Page extract ▸
******
In Re Wesley J. K.

445 A.2d 1243, 299 Pa. Super. 504, 1982 Pa. Super. LEXIS 4266
CourtSuperior Court of Pennsylvania
DecidedMay 21, 1982
Docket1223
StatusPublished
Cited by74 cases

This text of 445 A.2d 1243 (In Re Wesley J. K.) is published on Counsel Stack Legal Research, covering Superior Court of Pennsylvania primary law. Counsel Stack provides free access to over 12 million legal documents including statutes, case law, regulations, and constitutions.

Bluebook
In Re Wesley J. K., 445 A.2d 1243, 299 Pa. Super. 504, 1982 Pa. Super. LEXIS 4266 (Pa. Ct. App. 1982).

Opinion

BECK, Judge:

This appeal arises from a Petition for Custody by appellant-mother. A custody order was issued on April 22, 1981 granting custody to appellee-father. Extensive visitation was granted to appellant. 1

It is well-settled in custody matters that this court’s scope of review is of the broadest dimensions. This court in Dena Lynn V. v. Harvey H. F., 278 Pa.Super. 95, 100, 419 A.2d 1374, 1377 (1980) stated:

Although we are still tied to the facts as found in the court below, as we are to the lower court’s determinations about credibility of witnesses and weight given their testimony, Commonwealth ex rel. Harry v. Eastridge, 374 Pa. 172, 177, 97 A.2d 350, 353 (1953), “. . . (w)e are not bound, on appeal by deductions or inferences made by the lower court; Commonwealth ex rel. Gifford v. Miller, 213 Pa.Super. 269, 248 A.2d 63 (1968), ...” Commonwealth ex rel. Cutler v. Cutler, 246 Pa.Super. 82, 88, 369 A.2d 821, 823 (1977). It is also well settled that our sole function in making our review is to assure the “best interest of the child” is served. Commonwealth ex rel. Myers v. Myers, 468 Pa. 134, 360 A.2d 587 (1976). And finally, of particular relevancy in a case which is so steeped in emotion as this, we must inquire only into relevant facts as they *508 affect the relationship between parent and child—not parent and parent or parent and stranger to that intimate relationship. See In re Leskovich, 253 Pa.Super. 349, 385 A.2d 373 (1978).

In the instant case, we are at odds with the inferences made by the trial judge in interpreting the testimony before him.

Rosemarie K. and Michael K. were married in October, 1975; they separated in May, 1980. They agreed at the time of separation that Rosemarie would retain custody of their two year old son, Wesley.
******
Data extract ▸

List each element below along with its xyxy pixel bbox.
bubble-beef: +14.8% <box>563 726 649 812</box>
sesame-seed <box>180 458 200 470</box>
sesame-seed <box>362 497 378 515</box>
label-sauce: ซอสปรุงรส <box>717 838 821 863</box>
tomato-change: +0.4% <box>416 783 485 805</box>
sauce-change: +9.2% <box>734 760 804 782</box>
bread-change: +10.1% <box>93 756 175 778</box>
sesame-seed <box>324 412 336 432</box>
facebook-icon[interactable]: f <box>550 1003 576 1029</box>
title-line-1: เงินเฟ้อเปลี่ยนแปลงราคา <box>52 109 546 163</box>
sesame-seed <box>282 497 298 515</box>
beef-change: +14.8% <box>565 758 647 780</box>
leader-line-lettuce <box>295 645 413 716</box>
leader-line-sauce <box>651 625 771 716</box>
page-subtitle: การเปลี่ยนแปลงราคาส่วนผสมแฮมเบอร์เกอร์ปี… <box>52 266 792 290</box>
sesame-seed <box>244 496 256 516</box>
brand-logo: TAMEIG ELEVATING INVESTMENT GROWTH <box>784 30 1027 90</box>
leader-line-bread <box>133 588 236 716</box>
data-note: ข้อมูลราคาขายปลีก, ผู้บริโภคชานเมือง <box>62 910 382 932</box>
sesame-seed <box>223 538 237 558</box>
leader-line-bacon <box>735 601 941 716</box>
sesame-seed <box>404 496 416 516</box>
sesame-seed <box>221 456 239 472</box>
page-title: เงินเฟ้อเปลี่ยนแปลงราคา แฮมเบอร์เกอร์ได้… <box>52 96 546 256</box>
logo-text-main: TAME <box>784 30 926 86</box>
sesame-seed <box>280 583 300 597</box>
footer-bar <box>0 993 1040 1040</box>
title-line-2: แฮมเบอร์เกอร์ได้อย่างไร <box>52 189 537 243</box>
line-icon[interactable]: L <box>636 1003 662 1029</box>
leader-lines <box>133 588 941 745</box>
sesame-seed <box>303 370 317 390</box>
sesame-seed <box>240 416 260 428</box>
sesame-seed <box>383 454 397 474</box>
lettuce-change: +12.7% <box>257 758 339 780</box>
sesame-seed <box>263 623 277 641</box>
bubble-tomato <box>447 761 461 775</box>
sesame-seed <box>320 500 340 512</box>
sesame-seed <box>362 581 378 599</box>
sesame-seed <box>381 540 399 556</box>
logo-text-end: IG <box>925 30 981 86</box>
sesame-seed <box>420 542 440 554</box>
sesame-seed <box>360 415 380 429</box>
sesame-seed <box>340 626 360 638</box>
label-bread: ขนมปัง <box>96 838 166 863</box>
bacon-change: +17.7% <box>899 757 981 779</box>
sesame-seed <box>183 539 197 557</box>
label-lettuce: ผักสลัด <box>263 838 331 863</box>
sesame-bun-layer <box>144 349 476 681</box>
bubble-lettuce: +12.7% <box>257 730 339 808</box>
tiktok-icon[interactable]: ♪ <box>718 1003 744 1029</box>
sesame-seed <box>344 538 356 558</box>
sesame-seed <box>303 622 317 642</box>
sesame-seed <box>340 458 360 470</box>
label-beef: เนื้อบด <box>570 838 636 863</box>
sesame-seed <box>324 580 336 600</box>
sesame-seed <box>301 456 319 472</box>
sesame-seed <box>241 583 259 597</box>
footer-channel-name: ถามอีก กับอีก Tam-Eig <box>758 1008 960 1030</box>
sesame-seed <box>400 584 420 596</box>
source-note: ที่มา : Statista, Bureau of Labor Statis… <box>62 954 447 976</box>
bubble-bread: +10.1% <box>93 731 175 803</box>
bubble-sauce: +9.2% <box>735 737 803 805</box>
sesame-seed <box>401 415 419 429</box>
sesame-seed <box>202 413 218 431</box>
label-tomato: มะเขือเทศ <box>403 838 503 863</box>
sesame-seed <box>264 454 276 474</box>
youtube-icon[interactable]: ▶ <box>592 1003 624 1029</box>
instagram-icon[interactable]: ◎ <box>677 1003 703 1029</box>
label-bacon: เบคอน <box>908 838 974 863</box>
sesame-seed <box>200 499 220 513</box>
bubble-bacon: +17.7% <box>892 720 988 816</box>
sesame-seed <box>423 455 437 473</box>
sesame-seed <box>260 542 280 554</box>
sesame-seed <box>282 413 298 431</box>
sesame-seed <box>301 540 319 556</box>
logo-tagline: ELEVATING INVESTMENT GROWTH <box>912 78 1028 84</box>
******
Directions ▸
In the court opinion on the custody of Wesley, when did Rosemarie K. and Michael K. separate?

Response area ▸
They separated in May 1980.